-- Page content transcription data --
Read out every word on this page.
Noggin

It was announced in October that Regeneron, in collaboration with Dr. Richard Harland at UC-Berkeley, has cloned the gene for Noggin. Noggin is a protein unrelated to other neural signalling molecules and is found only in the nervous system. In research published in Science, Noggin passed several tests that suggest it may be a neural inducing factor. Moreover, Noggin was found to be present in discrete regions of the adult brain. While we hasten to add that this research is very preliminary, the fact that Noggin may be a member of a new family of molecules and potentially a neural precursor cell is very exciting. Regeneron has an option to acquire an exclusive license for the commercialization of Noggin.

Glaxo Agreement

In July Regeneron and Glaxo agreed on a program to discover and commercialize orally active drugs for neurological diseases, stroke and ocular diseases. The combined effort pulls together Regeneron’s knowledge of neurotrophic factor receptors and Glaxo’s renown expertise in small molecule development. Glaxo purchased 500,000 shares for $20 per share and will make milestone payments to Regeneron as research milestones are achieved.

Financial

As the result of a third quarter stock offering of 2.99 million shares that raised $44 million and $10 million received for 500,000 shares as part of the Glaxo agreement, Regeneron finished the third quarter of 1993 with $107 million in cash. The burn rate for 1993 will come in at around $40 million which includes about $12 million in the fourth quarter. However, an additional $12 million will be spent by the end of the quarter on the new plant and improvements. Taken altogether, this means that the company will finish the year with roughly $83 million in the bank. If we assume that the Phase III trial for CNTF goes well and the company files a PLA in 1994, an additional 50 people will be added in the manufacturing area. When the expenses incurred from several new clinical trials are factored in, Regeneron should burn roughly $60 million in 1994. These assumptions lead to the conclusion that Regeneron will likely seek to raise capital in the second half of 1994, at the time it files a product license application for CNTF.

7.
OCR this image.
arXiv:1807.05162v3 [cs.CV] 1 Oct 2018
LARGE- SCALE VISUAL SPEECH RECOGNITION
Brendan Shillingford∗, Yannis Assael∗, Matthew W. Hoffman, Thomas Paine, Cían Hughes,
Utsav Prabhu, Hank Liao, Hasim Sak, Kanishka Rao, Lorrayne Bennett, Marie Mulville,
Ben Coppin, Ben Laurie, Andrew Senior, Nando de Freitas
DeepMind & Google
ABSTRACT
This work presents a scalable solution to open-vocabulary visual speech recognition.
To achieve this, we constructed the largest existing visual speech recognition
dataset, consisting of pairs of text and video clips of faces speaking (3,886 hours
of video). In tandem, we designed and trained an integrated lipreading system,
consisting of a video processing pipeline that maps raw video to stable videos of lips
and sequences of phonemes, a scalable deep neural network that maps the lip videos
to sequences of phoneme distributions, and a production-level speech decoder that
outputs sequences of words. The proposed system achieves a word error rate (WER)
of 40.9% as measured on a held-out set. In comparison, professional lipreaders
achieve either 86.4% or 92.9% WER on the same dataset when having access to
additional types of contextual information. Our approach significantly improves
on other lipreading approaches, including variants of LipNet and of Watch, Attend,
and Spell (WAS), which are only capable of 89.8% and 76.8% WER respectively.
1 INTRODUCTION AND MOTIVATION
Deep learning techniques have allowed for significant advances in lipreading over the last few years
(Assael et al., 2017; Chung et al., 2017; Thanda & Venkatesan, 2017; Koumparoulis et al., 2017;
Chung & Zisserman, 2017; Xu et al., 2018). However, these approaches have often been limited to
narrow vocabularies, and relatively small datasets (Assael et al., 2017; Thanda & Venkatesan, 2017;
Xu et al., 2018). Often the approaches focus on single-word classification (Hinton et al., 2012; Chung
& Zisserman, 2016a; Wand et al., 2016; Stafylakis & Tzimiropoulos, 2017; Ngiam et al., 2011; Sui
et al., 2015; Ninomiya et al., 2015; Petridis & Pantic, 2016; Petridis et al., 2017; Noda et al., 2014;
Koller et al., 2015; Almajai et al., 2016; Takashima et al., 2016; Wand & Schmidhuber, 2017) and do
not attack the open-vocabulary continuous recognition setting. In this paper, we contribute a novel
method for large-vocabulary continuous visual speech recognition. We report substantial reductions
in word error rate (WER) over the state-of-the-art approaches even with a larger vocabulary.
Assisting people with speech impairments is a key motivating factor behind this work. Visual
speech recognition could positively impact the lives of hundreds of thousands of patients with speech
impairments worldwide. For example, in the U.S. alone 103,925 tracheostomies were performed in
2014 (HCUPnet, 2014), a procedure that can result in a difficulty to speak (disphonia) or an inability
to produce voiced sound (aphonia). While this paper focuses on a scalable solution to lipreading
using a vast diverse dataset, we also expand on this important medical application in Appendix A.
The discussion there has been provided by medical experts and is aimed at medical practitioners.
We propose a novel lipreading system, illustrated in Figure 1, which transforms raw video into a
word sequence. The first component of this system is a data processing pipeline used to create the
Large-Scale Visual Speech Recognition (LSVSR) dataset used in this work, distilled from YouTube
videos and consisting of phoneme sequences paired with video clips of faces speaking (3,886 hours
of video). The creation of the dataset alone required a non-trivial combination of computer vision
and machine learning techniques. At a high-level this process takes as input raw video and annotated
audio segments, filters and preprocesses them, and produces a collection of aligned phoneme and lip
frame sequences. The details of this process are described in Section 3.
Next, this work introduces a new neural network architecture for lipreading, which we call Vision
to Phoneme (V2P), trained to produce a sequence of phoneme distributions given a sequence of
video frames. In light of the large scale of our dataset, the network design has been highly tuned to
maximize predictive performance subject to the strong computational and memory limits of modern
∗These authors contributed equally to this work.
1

-- WHAT IS BEING ASKED --
A word-for-word copy of all the entries is required.

-- RESPONSE BOX --
Read out every word on this page.
Noggin

It was announced in October that Regeneron, in collaboration with Dr. Richard Harland at UC-Berkeley, has cloned the gene for Noggin. Noggin is a protein unrelated to other neural signalling molecules and is found only in the nervous system. In research published in Science, Noggin passed several tests that suggest it may be a neural inducing factor. Moreover, Noggin was found to be present in discrete regions of the adult brain. While we hasten to add that this research is very preliminary, the fact that Noggin may be a member of a new family of molecules and potentially a neural precursor cell is very exciting. Regeneron has an option to acquire an exclusive license for the commercialization of Noggin.

Glaxo Agreement

In July Regeneron and Glaxo agreed on a program to discover and commercialize orally active drugs for neurological diseases, stroke and ocular diseases. The combined effort pulls together Regeneron’s knowledge of neurotrophic factor receptors and Glaxo’s renown expertise in small molecule development. Glaxo purchased 500,000 shares for $20 per share and will make milestone payments to Regeneron as research milestones are achieved.

Financial

As the result of a third quarter stock offering of 2.99 million shares that raised $44 million and $10 million received for 500,000 shares as part of the Glaxo agreement, Regeneron finished the third quarter of 1993 with $107 million in cash. The burn rate for 1993 will come in at around $40 million which includes about $12 million in the fourth quarter. However, an additional $12 million will be spent by the end of the quarter on the new plant and improvements. Taken altogether, this means that the company will finish the year with roughly $83 million in the bank. If we assume that the Phase III trial for CNTF goes well and the company files a PLA in 1994, an additional 50 people will be added in the manufacturing area. When the expenses incurred from several new clinical trials are factored in, Regeneron should burn roughly $60 million in 1994. These assumptions lead to the conclusion that Regeneron will likely seek to raise capital in the second half of 1994, at the time it files a product license application for CNTF.

7.
OCR this image.
arXiv:1807.05162v3 [cs.CV] 1 Oct 2018
LARGE- SCALE VISUAL SPEECH RECOGNITION
Brendan Shillingford∗, Yannis Assael∗, Matthew W. Hoffman, Thomas Paine, Cían Hughes,
Utsav Prabhu, Hank Liao, Hasim Sak, Kanishka Rao, Lorrayne Bennett, Marie Mulville,
Ben Coppin, Ben Laurie, Andrew Senior, Nando de Freitas
DeepMind & Google
ABSTRACT
This work presents a scalable solution to open-vocabulary visual speech recognition.
To achieve this, we constructed the largest existing visual speech recognition
dataset, consisting of pairs of text and video clips of faces speaking (3,886 hours
of video). In tandem, we designed and trained an integrated lipreading system,
consisting of a video processing pipeline that maps raw video to stable videos of lips
and sequences of phonemes, a scalable deep neural network that maps the lip videos
to sequences of phoneme distributions, and a production-level speech decoder that
outputs sequences of words. The proposed system achieves a word error rate (WER)
of 40.9% as measured on a held-out set. In comparison, professional lipreaders
achieve either 86.4% or 92.9% WER on the same dataset when having access to
additional types of contextual information. Our approach significantly improves
on other lipreading approaches, including variants of LipNet and of Watch, Attend,
and Spell (WAS), which are only capable of 89.8% and 76.8% WER respectively.
1 INTRODUCTION AND MOTIVATION
Deep learning techniques have allowed for significant advances in lipreading over the last few years
(Assael et al., 2017; Chung et al., 2017; Thanda & Venkatesan, 2017; Koumparoulis et al., 2017;
Chung & Zisserman, 2017; Xu et al., 2018). However, these approaches have often been limited to
narrow vocabularies, and relatively small datasets (Assael et al., 2017; Thanda & Venkatesan, 2017;
Xu et al., 2018). Often the approaches focus on single-word classification (Hinton et al., 2012; Chung
& Zisserman, 2016a; Wand et al., 2016; Stafylakis & Tzimiropoulos, 2017; Ngiam et al., 2011; Sui
et al., 2015; Ninomiya et al., 2015; Petridis & Pantic, 2016; Petridis et al., 2017; Noda et al., 2014;
Koller et al., 2015; Almajai et al., 2016; Takashima et al., 2016; Wand & Schmidhuber, 2017) and do
not attack the open-vocabulary continuous recognition setting. In this paper, we contribute a novel
method for large-vocabulary continuous visual speech recognition. We report substantial reductions
in word error rate (WER) over the state-of-the-art approaches even with a larger vocabulary.
Assisting people with speech impairments is a key motivating factor behind this work. Visual
speech recognition could positively impact the lives of hundreds of thousands of patients with speech
impairments worldwide. For example, in the U.S. alone 103,925 tracheostomies were performed in
2014 (HCUPnet, 2014), a procedure that can result in a difficulty to speak (disphonia) or an inability
to produce voiced sound (aphonia). While this paper focuses on a scalable solution to lipreading
using a vast diverse dataset, we also expand on this important medical application in Appendix A.
The discussion there has been provided by medical experts and is aimed at medical practitioners.
We propose a novel lipreading system, illustrated in Figure 1, which transforms raw video into a
word sequence. The first component of this system is a data processing pipeline used to create the
Large-Scale Visual Speech Recognition (LSVSR) dataset used in this work, distilled from YouTube
videos and consisting of phoneme sequences paired with video clips of faces speaking (3,886 hours
of video). The creation of the dataset alone required a non-trivial combination of computer vision
and machine learning techniques. At a high-level this process takes as input raw video and annotated
audio segments, filters and preprocesses them, and produces a collection of aligned phoneme and lip
frame sequences. The details of this process are described in Section 3.
Next, this work introduces a new neural network architecture for lipreading, which we call Vision
to Phoneme (V2P), trained to produce a sequence of phoneme distributions given a sequence of
video frames. In light of the large scale of our dataset, the network design has been highly tuned to
maximize predictive performance subject to the strong computational and memory limits of modern
∗These authors contributed equally to this work.
1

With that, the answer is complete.